__Goal__:
Find and return each line containing "electricity".

__Given information__:
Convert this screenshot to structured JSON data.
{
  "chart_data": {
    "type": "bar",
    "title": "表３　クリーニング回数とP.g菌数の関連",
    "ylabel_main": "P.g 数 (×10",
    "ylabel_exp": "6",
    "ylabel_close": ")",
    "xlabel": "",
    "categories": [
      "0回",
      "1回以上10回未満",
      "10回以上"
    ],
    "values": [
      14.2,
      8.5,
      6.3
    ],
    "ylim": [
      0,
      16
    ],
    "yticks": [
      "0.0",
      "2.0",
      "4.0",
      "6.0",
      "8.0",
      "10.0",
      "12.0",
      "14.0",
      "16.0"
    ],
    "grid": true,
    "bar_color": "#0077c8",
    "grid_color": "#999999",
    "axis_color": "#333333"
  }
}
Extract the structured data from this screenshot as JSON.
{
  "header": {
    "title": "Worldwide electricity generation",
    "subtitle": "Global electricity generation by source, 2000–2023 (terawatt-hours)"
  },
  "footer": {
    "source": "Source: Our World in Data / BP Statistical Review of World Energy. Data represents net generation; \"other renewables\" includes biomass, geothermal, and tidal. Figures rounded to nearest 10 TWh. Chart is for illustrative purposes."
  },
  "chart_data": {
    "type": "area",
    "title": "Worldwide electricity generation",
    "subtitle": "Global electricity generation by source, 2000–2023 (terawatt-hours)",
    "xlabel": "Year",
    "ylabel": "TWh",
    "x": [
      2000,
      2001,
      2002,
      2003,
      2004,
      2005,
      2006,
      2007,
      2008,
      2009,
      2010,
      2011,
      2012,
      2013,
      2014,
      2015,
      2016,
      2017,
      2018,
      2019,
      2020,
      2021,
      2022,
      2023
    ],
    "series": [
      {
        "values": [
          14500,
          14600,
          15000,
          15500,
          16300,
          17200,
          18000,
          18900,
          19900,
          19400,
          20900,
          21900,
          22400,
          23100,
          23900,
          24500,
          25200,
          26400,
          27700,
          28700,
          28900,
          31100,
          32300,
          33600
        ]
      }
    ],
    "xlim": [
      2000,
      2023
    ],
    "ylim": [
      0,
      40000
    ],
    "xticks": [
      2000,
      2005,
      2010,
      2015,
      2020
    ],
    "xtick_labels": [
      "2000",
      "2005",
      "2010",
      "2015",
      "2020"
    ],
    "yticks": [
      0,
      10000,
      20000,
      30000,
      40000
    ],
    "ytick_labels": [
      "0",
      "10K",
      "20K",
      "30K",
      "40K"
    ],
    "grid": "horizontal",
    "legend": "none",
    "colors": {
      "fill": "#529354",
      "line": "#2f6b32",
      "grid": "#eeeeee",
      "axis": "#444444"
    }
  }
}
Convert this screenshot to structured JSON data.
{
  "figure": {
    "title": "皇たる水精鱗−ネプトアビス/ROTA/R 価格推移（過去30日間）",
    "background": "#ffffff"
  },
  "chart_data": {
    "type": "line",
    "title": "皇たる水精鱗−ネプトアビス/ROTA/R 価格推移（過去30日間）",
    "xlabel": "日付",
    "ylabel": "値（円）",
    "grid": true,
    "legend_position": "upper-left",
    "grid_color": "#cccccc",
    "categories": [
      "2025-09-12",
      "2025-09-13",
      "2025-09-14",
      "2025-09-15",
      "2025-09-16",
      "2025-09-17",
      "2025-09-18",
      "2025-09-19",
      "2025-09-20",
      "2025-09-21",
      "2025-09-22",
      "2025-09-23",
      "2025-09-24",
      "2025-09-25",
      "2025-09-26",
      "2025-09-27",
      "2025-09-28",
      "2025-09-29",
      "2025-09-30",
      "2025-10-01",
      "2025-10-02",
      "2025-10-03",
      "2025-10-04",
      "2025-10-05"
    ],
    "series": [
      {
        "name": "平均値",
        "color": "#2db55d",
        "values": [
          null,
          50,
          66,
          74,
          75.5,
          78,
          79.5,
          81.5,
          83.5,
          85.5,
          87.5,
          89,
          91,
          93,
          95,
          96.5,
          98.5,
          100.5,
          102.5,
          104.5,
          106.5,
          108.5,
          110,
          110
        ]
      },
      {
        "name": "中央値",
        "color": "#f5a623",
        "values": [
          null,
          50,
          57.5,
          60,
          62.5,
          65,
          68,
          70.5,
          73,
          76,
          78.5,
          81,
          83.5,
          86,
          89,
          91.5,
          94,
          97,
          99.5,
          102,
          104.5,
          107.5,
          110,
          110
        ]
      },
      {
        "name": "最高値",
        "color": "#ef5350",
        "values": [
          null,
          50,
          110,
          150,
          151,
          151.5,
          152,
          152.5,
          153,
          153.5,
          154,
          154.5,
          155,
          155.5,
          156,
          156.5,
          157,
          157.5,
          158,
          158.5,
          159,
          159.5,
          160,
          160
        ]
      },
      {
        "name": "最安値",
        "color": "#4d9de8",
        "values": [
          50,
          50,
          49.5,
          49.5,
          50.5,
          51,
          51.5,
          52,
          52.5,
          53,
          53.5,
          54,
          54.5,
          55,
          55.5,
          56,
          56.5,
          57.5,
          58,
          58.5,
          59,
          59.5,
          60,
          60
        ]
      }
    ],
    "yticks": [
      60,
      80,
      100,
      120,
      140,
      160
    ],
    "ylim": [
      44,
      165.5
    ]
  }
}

__Correct response__:
    "title": "Worldwide electricity generation",
    "subtitle": "Global electricity generation by source, 2000–2023 (terawatt-hours)"
    "title": "Worldwide electricity generation",
    "subtitle": "Global electricity generation by source, 2000–2023 (terawatt-hours)",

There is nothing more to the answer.